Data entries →

——————————

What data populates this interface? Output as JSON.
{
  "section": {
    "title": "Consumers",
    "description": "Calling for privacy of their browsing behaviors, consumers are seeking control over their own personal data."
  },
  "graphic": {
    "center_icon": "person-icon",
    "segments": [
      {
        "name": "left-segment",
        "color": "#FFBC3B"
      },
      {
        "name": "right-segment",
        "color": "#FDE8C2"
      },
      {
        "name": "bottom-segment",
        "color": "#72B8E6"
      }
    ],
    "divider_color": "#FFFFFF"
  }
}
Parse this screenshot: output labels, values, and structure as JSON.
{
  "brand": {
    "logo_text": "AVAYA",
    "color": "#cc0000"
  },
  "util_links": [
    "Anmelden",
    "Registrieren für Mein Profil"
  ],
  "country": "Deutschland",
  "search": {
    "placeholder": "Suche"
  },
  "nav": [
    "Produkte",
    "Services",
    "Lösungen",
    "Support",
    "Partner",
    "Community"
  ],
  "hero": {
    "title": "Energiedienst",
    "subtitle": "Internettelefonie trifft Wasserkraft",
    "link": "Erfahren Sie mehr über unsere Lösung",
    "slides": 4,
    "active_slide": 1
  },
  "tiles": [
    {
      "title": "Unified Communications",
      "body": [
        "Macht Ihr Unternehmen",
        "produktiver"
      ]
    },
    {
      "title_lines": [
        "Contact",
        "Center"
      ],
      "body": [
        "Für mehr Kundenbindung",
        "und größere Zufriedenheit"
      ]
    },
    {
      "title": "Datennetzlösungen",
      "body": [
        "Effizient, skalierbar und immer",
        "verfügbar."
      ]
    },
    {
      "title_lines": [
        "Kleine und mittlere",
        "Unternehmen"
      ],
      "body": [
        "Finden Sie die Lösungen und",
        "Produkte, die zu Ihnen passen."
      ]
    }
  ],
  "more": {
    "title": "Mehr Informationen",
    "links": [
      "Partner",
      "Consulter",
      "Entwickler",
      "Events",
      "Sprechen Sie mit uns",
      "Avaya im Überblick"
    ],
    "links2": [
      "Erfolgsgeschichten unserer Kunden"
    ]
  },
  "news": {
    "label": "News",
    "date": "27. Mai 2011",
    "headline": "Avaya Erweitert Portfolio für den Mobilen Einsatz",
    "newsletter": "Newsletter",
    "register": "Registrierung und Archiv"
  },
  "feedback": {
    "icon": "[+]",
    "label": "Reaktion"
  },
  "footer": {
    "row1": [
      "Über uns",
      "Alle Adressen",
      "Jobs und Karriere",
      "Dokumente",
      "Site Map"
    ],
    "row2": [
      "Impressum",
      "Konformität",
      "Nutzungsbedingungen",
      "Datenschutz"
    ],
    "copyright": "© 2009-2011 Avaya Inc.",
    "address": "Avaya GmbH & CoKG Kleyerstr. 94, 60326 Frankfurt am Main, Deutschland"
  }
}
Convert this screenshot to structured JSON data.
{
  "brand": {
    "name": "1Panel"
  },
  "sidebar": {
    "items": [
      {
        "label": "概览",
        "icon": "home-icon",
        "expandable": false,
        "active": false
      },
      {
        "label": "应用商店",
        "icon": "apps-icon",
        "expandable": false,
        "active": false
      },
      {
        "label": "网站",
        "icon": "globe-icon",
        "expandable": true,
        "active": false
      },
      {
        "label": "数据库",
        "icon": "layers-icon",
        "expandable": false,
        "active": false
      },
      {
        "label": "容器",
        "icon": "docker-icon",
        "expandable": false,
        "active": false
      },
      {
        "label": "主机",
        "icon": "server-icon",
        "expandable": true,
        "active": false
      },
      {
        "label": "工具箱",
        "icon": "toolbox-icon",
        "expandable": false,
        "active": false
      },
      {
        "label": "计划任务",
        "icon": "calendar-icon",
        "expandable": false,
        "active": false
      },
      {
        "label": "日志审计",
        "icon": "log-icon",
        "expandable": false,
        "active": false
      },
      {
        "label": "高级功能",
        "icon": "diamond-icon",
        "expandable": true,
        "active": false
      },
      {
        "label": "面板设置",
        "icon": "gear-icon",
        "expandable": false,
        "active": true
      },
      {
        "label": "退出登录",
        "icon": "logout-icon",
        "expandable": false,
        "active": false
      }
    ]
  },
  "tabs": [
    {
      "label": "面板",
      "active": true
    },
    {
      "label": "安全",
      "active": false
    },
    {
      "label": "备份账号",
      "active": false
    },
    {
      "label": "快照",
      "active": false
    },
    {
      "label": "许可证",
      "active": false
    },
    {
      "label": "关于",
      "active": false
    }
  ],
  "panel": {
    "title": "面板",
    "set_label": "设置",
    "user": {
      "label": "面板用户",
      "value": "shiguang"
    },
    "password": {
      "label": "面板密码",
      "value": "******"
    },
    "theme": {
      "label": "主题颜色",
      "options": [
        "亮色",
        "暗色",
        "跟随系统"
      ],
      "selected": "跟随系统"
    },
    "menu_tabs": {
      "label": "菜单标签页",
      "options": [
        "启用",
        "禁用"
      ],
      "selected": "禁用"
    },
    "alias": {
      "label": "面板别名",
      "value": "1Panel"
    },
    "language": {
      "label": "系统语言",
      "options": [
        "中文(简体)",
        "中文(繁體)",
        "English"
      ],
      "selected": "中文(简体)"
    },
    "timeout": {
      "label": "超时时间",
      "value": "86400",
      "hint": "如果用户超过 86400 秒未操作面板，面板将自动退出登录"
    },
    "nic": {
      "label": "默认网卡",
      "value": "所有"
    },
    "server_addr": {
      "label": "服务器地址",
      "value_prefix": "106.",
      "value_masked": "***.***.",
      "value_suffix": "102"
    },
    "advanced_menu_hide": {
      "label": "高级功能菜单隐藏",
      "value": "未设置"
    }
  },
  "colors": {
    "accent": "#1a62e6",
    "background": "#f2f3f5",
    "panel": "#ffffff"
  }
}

——————————

Exercise aim →
Produce a verbatim transcription of the entries above.

Written answer →
What data populates this interface? Output as JSON.
{
  "section": {
    "title": "Consumers",
    "description": "Calling for privacy of their browsing behaviors, consumers are seeking control over their own personal data."
  },
  "graphic": {
    "center_icon": "person-icon",
    "segments": [
      {
        "name": "left-segment",
        "color": "#FFBC3B"
      },
      {
        "name": "right-segment",
        "color": "#FDE8C2"
      },
      {
        "name": "bottom-segment",
        "color": "#72B8E6"
      }
    ],
    "divider_color": "#FFFFFF"
  }
}
Parse this screenshot: output labels, values, and structure as JSON.
{
  "brand": {
    "logo_text": "AVAYA",
    "color": "#cc0000"
  },
  "util_links": [
    "Anmelden",
    "Registrieren für Mein Profil"
  ],
  "country": "Deutschland",
  "search": {
    "placeholder": "Suche"
  },
  "nav": [
    "Produkte",
    "Services",
    "Lösungen",
    "Support",
    "Partner",
    "Community"
  ],
  "hero": {
    "title": "Energiedienst",
    "subtitle": "Internettelefonie trifft Wasserkraft",
    "link": "Erfahren Sie mehr über unsere Lösung",
    "slides": 4,
    "active_slide": 1
  },
  "tiles": [
    {
      "title": "Unified Communications",
      "body": [
        "Macht Ihr Unternehmen",
        "produktiver"
      ]
    },
    {
      "title_lines": [
        "Contact",
        "Center"
      ],
      "body": [
        "Für mehr Kundenbindung",
        "und größere Zufriedenheit"
      ]
    },
    {
      "title": "Datennetzlösungen",
      "body": [
        "Effizient, skalierbar und immer",
        "verfügbar."
      ]
    },
    {
      "title_lines": [
        "Kleine und mittlere",
        "Unternehmen"
      ],
      "body": [
        "Finden Sie die Lösungen und",
        "Produkte, die zu Ihnen passen."
      ]
    }
  ],
  "more": {
    "title": "Mehr Informationen",
    "links": [
      "Partner",
      "Consulter",
      "Entwickler",
      "Events",
      "Sprechen Sie mit uns",
      "Avaya im Überblick"
    ],
    "links2": [
      "Erfolgsgeschichten unserer Kunden"
    ]
  },
  "news": {
    "label": "News",
    "date": "27. Mai 2011",
    "headline": "Avaya Erweitert Portfolio für den Mobilen Einsatz",
    "newsletter": "Newsletter",
    "register": "Registrierung und Archiv"
  },
  "feedback": {
    "icon": "[+]",
    "label": "Reaktion"
  },
  "footer": {
    "row1": [
      "Über uns",
      "Alle Adressen",
      "Jobs und Karriere",
      "Dokumente",
      "Site Map"
    ],
    "row2": [
      "Impressum",
      "Konformität",
      "Nutzungsbedingungen",
      "Datenschutz"
    ],
    "copyright": "© 2009-2011 Avaya Inc.",
    "address": "Avaya GmbH & CoKG Kleyerstr. 94, 60326 Frankfurt am Main, Deutschland"
  }
}
Convert this screenshot to structured JSON data.
{
  "brand": {
    "name": "1Panel"
  },
  "sidebar": {
    "items": [
      {
        "label": "概览",
        "icon": "home-icon",
        "expandable": false,
        "active": false
      },
      {
        "label": "应用商店",
        "icon": "apps-icon",
        "expandable": false,
        "active": false
      },
      {
        "label": "网站",
        "icon": "globe-icon",
        "expandable": true,
        "active": false
      },
      {
        "label": "数据库",
        "icon": "layers-icon",
        "expandable": false,
        "active": false
      },
      {
        "label": "容器",
        "icon": "docker-icon",
        "expandable": false,
        "active": false
      },
      {
        "label": "主机",
        "icon": "server-icon",
        "expandable": true,
        "active": false
      },
      {
        "label": "工具箱",
        "icon": "toolbox-icon",
        "expandable": false,
        "active": false
      },
      {
        "label": "计划任务",
        "icon": "calendar-icon",
        "expandable": false,
        "active": false
      },
      {
        "label": "日志审计",
        "icon": "log-icon",
        "expandable": false,
        "active": false
      },
      {
        "label": "高级功能",
        "icon": "diamond-icon",
        "expandable": true,
        "active": false
      },
      {
        "label": "面板设置",
        "icon": "gear-icon",
        "expandable": false,
        "active": true
      },
      {
        "label": "退出登录",
        "icon": "logout-icon",
        "expandable": false,
        "active": false
      }
    ]
  },
  "tabs": [
    {
      "label": "面板",
      "active": true
    },
    {
      "label": "安全",
      "active": false
    },
    {
      "label": "备份账号",
      "active": false
    },
    {
      "label": "快照",
      "active": false
    },
    {
      "label": "许可证",
      "active": false
    },
    {
      "label": "关于",
      "active": false
    }
  ],
  "panel": {
    "title": "面板",
    "set_label": "设置",
    "user": {
      "label": "面板用户",
      "value": "shiguang"
    },
    "password": {
      "label": "面板密码",
      "value": "******"
    },
    "theme": {
      "label": "主题颜色",
      "options": [
        "亮色",
        "暗色",
        "跟随系统"
      ],
      "selected": "跟随系统"
    },
    "menu_tabs": {
      "label": "菜单标签页",
      "options": [
        "启用",
        "禁用"
      ],
      "selected": "禁用"
    },
    "alias": {
      "label": "面板别名",
      "value": "1Panel"
    },
    "language": {
      "label": "系统语言",
      "options": [
        "中文(简体)",
        "中文(繁體)",
        "English"
      ],
      "selected": "中文(简体)"
    },
    "timeout": {
      "label": "超时时间",
      "value": "86400",
      "hint": "如果用户超过 86400 秒未操作面板，面板将自动退出登录"
    },
    "nic": {
      "label": "默认网卡",
      "value": "所有"
    },
    "server_addr": {
      "label": "服务器地址",
      "value_prefix": "106.",
      "value_masked": "***.***.",
      "value_suffix": "102"
    },
    "advanced_menu_hide": {
      "label": "高级功能菜单隐藏",
      "value": "未设置"
    }
  },
  "colors": {
    "accent": "#1a62e6",
    "background": "#f2f3f5",
    "panel": "#ffffff"
  }
}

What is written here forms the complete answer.